§ **Required work**
Could you retype, word for word, the passage of the MQTT listeners text that opens with the words containing "MQTT listeners specify" and closes with "MQTT: 1883 ."?

§ **Selected text**
....
Listeners

MQTT listeners specify the IP address and port on which HiveMQ accepts incoming connections from MQTT clients.

By default, HiveMQ binds to the Internet Assigned Numbers Authority (IANA) standard port for MQTT: 1883 .

Depending on the message transport protocol you use, the listener requires different configuration parameters.
HiveMQ supports the following message transfer protocols:

  • Transmission Control Protocol (TCP): A standardized networking protocol that allows computers to communicate with each other (RFC 793).

  • Transport Layer (TLS): A standardized cryptographic protocol for secure communication and exchange of data over a computer network (RFC 5246).

  • WebSocket: A standardized communication protocol for bi-directional exchange of data between a browser and server over a persistent connection (RFC 6455).

You can add and configure the following MQTT listener types to your HiveMQ installation:

Table 1. Available MQTT listener types
Listener Description

TCP Listener

Listens for MQTT messages that use TCP

Secure TCP Listener

Listens for MQTT messages that use TLS

WebSocket Listener

Listens for MQTT messages over WebSockets

Secure WebSocket Listener

Listens for MQTT over secure WebSockets that use TLS

Multiple Listeners

HiveMQ provides flexible configuration options that allow you to use multiple listeners for different protocols and bind listeners to specific network interfaces. For example, you can configure HiveMQ to accept standard TCP connections on one port and secure TCP connections on another port.

Once a client connects to HiveMQ, the client can communicate through the broker with all other connected clients. The type of listener over which the client connects to the broker does not restrict the ability of the client to publish and subscribe through the broker to other clients.

You can easily add different listeners for different types of network interfaces. For example, configure a standard TCP listener for internal-only network interfaces and secure TLS listeners for interfaces that are externally accessible over the internet.

When you configure multiple listeners, clients can opt for a secure TCP connection with TLS connection or a basic non-TLS connection. The ability to choose the connection type is particularly useful for clients that have unreliable network connectivity or limited available bandwidth. In some use cases, low overhead and high bandwidth efficiency is more important than a secure connection.
....
§ **Data shown**

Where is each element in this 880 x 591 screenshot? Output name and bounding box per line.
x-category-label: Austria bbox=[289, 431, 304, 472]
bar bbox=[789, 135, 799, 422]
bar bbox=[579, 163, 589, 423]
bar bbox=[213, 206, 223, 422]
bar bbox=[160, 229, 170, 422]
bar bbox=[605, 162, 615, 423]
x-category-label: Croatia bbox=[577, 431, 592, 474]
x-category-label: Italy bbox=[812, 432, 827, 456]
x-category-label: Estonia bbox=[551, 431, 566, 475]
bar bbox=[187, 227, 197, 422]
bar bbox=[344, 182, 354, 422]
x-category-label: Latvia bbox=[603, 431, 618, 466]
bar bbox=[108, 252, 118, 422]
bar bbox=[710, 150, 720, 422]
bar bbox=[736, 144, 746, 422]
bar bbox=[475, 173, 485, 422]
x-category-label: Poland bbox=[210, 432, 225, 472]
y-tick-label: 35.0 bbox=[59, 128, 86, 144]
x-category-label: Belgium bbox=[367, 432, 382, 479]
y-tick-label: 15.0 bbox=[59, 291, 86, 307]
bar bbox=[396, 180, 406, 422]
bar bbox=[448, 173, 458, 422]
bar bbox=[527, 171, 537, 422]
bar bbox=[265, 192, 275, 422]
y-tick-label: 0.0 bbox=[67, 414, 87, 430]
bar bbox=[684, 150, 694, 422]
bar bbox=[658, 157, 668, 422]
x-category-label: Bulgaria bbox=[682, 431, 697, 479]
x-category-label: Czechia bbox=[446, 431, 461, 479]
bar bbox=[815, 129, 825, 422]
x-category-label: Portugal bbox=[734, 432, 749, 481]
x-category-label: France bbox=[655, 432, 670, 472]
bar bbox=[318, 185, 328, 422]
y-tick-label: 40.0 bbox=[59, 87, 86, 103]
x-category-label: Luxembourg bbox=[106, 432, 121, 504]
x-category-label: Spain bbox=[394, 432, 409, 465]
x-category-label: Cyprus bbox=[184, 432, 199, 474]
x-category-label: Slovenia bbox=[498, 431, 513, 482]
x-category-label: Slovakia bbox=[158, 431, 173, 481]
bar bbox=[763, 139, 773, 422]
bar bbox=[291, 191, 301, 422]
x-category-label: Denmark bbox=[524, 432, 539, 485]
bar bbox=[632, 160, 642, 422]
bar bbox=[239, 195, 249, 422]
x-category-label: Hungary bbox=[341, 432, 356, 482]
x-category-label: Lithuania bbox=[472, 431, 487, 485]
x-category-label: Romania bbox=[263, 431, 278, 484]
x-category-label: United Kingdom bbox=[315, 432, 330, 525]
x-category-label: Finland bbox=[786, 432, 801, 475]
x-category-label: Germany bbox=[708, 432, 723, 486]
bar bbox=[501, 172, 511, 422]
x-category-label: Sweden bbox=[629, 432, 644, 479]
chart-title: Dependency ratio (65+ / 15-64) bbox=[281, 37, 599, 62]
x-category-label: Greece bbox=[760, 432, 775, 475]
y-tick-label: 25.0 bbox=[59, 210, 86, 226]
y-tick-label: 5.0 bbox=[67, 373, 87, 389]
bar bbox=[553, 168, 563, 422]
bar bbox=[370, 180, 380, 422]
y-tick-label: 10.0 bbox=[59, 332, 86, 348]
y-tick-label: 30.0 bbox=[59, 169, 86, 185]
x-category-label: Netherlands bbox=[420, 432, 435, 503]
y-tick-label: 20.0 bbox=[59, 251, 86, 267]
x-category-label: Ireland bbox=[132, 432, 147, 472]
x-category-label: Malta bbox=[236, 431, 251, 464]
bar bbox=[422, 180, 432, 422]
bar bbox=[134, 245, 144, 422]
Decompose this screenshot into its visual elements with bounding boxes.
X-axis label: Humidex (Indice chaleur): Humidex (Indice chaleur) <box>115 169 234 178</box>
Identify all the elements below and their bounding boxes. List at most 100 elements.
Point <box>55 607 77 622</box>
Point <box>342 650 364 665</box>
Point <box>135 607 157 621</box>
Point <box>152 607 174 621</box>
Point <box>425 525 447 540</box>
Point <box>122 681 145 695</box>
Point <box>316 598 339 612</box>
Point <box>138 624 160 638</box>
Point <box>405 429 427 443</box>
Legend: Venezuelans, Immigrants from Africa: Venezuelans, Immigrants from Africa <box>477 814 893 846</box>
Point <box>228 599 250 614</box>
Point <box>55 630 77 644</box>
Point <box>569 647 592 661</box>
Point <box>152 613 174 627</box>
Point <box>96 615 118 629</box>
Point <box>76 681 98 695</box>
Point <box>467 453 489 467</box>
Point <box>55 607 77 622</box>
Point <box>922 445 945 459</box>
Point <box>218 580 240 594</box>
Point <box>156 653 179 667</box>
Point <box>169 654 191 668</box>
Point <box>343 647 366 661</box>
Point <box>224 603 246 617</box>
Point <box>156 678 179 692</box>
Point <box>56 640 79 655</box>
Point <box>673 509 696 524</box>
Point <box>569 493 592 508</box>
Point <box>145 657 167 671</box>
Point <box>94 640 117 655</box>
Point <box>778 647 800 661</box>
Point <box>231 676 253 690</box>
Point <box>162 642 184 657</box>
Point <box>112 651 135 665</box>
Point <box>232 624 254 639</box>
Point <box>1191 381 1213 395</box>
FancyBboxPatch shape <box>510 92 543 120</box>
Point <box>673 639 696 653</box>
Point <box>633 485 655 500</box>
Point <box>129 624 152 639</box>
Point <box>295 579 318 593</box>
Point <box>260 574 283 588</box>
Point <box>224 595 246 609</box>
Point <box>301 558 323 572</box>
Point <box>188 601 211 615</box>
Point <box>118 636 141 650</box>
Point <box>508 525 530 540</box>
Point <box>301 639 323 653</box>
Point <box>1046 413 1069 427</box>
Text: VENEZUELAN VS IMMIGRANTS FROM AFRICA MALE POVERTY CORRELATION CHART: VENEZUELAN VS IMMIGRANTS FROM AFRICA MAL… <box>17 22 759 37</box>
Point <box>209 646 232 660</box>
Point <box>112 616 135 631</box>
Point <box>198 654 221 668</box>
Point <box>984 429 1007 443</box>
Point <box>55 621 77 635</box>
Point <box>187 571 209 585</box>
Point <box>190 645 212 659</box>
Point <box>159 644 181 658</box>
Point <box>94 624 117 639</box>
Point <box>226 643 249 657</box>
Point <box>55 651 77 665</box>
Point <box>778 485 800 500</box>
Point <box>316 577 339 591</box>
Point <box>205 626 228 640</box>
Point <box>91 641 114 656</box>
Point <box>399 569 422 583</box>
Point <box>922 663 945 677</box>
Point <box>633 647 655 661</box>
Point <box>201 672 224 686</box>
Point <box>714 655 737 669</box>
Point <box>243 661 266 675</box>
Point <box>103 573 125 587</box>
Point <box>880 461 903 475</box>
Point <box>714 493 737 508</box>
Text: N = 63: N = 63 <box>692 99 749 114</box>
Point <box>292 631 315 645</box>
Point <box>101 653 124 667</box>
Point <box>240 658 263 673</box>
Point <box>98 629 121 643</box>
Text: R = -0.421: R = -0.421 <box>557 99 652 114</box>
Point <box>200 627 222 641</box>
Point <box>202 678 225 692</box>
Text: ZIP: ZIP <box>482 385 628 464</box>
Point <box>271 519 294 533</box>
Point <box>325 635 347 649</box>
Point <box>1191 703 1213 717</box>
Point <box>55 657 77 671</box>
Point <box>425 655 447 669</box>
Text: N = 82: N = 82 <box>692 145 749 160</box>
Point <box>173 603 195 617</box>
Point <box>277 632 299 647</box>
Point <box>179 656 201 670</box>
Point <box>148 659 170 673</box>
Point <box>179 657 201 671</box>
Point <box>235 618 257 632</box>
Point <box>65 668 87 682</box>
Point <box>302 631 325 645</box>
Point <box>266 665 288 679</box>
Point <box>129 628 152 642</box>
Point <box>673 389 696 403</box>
....
§ **Solution to the exercise**
MQTT listeners specify the IP address and port on which HiveMQ accepts incoming connections from MQTT clients.

By default, HiveMQ binds to the Internet Assigned Numbers Authority (IANA) standard port for MQTT: 1883 .